» **Given request**
Each line of the data that includes the string "Tarif" is to be copied out.

=== Supplied material ===

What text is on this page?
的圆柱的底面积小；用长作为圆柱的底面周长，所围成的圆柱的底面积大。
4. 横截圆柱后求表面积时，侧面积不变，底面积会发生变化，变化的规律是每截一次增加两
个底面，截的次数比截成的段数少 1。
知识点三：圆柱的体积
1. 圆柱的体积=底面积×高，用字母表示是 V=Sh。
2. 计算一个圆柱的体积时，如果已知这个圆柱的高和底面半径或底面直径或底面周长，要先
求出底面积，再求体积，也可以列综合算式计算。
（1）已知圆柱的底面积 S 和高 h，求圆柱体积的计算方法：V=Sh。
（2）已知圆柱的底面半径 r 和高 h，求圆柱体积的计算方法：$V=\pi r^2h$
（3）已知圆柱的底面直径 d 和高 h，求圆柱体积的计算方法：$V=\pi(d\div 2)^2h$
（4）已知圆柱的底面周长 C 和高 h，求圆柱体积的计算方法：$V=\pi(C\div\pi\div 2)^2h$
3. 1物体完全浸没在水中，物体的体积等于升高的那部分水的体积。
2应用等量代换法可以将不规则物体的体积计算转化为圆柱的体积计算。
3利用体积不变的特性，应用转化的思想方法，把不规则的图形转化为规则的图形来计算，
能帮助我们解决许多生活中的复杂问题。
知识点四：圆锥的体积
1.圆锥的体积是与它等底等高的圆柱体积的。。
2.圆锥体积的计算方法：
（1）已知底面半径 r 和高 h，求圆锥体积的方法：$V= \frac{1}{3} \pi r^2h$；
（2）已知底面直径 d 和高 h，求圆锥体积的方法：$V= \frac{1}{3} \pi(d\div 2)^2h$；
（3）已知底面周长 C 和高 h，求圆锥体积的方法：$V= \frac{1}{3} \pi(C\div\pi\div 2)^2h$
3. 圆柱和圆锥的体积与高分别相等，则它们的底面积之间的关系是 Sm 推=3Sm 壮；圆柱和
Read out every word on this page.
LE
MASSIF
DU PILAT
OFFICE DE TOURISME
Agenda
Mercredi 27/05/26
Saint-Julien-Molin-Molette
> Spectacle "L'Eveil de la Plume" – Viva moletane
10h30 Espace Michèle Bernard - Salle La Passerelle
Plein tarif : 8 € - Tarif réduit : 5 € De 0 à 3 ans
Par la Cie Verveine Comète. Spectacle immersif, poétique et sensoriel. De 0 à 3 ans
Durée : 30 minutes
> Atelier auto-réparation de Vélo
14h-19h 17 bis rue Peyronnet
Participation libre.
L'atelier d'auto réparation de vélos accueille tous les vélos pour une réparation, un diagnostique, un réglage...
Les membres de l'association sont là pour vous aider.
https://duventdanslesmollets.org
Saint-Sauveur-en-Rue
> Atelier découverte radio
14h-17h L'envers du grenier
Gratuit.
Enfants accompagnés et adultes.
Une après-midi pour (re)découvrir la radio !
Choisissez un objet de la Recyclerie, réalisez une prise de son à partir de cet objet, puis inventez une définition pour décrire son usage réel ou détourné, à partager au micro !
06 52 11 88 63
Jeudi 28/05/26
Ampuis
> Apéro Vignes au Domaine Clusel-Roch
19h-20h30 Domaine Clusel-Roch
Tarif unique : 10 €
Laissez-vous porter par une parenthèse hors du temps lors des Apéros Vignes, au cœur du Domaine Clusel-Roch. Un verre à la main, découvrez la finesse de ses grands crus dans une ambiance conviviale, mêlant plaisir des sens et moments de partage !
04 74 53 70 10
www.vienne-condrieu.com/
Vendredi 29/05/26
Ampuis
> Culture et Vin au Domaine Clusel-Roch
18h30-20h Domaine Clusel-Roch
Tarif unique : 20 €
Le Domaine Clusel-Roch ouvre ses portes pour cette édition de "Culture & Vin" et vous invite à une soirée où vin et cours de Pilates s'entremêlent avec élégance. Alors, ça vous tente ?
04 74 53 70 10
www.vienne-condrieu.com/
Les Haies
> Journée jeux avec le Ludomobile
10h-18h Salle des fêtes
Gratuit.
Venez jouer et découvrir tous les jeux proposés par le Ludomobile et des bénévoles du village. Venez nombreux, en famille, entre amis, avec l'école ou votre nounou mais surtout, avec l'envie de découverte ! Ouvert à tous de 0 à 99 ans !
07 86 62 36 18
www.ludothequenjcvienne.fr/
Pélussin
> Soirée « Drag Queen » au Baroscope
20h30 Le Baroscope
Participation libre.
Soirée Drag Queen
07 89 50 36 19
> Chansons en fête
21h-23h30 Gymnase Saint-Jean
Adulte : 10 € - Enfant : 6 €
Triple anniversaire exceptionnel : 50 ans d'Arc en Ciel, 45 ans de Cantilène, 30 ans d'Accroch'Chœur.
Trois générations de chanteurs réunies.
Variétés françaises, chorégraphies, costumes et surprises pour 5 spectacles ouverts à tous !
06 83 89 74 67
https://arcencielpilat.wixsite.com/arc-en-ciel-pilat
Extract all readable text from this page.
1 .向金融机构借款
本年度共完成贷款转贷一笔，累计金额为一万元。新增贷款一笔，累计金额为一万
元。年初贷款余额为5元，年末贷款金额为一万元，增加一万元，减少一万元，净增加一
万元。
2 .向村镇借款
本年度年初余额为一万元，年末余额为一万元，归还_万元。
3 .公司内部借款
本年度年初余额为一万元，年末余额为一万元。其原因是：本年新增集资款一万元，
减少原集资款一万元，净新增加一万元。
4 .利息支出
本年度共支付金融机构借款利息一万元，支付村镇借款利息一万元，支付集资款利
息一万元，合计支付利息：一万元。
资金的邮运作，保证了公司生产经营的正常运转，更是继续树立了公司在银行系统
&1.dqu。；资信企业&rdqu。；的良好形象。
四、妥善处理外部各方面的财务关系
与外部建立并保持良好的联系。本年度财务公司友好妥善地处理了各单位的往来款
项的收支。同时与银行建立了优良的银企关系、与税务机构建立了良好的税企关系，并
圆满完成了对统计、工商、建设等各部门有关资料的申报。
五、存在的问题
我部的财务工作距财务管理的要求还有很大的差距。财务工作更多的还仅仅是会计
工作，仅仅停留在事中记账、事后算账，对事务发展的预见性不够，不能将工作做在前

===

» **Exercise response**
Plein tarif : 8 € - Tarif réduit : 5 € De 0 à 3 ans
Tarif unique : 10 €
Tarif unique : 20 €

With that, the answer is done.